-- SUPPLIED MATERIAL start --

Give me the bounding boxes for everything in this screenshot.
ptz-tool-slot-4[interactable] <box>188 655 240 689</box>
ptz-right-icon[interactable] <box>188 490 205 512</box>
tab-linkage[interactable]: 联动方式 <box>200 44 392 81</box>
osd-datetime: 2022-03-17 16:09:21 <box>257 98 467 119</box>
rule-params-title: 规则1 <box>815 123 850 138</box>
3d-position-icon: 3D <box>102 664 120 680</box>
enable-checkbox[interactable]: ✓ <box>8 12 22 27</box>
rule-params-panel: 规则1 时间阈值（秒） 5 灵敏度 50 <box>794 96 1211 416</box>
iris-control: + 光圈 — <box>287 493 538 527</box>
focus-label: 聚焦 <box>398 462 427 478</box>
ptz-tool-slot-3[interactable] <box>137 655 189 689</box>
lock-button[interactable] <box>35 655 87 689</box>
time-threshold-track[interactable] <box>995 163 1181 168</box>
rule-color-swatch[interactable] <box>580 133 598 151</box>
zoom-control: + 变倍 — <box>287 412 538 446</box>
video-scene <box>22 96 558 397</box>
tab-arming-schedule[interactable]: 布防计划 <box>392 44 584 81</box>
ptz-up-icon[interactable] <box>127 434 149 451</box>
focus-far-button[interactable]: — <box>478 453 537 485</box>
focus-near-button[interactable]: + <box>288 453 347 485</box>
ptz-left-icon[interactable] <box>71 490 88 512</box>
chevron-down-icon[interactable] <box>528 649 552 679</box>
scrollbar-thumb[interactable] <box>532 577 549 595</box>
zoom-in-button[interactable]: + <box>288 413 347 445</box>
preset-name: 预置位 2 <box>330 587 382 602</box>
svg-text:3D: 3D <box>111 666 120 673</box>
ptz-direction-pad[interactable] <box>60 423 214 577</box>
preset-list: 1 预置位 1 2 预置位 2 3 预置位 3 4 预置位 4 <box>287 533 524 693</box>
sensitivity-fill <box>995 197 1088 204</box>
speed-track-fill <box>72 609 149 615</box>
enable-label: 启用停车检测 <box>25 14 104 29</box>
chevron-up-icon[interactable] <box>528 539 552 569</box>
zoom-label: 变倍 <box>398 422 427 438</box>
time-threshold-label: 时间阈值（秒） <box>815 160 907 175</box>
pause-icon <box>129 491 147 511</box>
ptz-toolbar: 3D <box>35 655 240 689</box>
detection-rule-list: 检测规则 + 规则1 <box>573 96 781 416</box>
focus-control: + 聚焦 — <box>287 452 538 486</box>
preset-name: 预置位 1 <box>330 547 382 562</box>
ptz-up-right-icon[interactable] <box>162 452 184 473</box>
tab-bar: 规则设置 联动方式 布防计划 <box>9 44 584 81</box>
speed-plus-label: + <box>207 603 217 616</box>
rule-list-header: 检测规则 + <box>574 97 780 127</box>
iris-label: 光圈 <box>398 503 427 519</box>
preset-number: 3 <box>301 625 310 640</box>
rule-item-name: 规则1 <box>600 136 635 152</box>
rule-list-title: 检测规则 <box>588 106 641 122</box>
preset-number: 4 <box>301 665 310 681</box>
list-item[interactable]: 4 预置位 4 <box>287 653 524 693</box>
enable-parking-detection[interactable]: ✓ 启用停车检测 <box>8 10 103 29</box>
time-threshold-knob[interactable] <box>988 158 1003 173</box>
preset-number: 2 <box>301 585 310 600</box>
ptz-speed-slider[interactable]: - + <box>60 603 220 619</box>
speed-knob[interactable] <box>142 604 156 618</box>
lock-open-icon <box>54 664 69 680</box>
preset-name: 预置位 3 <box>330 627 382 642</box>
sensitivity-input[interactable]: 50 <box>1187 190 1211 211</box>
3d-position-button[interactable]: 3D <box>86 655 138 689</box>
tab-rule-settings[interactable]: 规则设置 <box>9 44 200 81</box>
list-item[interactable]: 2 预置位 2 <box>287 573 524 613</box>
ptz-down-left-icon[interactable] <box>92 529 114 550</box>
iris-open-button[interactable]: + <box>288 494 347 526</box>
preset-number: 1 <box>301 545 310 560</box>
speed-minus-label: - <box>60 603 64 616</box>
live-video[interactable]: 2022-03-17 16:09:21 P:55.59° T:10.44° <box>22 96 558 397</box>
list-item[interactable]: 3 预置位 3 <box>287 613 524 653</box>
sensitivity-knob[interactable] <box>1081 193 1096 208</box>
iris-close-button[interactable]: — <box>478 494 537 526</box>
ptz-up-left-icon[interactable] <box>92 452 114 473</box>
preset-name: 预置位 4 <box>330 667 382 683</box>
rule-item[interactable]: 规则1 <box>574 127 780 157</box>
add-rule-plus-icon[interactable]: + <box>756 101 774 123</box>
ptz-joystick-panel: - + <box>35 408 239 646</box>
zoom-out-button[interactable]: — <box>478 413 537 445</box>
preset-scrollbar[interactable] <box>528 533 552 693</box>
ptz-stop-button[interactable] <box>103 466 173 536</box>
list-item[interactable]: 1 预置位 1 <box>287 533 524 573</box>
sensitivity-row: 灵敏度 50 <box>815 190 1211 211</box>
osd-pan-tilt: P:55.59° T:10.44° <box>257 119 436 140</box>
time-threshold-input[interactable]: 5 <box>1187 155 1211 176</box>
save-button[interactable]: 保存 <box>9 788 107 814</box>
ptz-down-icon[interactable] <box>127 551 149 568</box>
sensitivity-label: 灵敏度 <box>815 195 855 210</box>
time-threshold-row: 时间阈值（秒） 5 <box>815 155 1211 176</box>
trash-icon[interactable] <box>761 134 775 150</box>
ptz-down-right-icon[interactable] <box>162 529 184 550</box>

-- SUPPLIED MATERIAL end --

#### [SET PROBLEM]
Give back everything from the start of the data down to the line containing "zoom-label: 变倍 <box>398 422 427 438</box>", swapping "lock-button" for "lock-toggle" and leaving all else unchanged.

#### [TASK RESPONSE]
Give me the bounding boxes for everything in this screenshot.
ptz-tool-slot-4[interactable] <box>188 655 240 689</box>
ptz-right-icon[interactable] <box>188 490 205 512</box>
tab-linkage[interactable]: 联动方式 <box>200 44 392 81</box>
osd-datetime: 2022-03-17 16:09:21 <box>257 98 467 119</box>
rule-params-title: 规则1 <box>815 123 850 138</box>
3d-position-icon: 3D <box>102 664 120 680</box>
enable-checkbox[interactable]: ✓ <box>8 12 22 27</box>
rule-params-panel: 规则1 时间阈值（秒） 5 灵敏度 50 <box>794 96 1211 416</box>
iris-control: + 光圈 — <box>287 493 538 527</box>
focus-label: 聚焦 <box>398 462 427 478</box>
ptz-tool-slot-3[interactable] <box>137 655 189 689</box>
lock-toggle[interactable] <box>35 655 87 689</box>
time-threshold-track[interactable] <box>995 163 1181 168</box>
rule-color-swatch[interactable] <box>580 133 598 151</box>
zoom-control: + 变倍 — <box>287 412 538 446</box>
video-scene <box>22 96 558 397</box>
tab-arming-schedule[interactable]: 布防计划 <box>392 44 584 81</box>
ptz-up-icon[interactable] <box>127 434 149 451</box>
focus-far-button[interactable]: — <box>478 453 537 485</box>
focus-near-button[interactable]: + <box>288 453 347 485</box>
ptz-left-icon[interactable] <box>71 490 88 512</box>
chevron-down-icon[interactable] <box>528 649 552 679</box>
scrollbar-thumb[interactable] <box>532 577 549 595</box>
zoom-in-button[interactable]: + <box>288 413 347 445</box>
preset-name: 预置位 2 <box>330 587 382 602</box>
svg-text:3D: 3D <box>111 666 120 673</box>
ptz-direction-pad[interactable] <box>60 423 214 577</box>
preset-list: 1 预置位 1 2 预置位 2 3 预置位 3 4 预置位 4 <box>287 533 524 693</box>
sensitivity-fill <box>995 197 1088 204</box>
speed-track-fill <box>72 609 149 615</box>
enable-label: 启用停车检测 <box>25 14 104 29</box>
chevron-up-icon[interactable] <box>528 539 552 569</box>
zoom-label: 变倍 <box>398 422 427 438</box>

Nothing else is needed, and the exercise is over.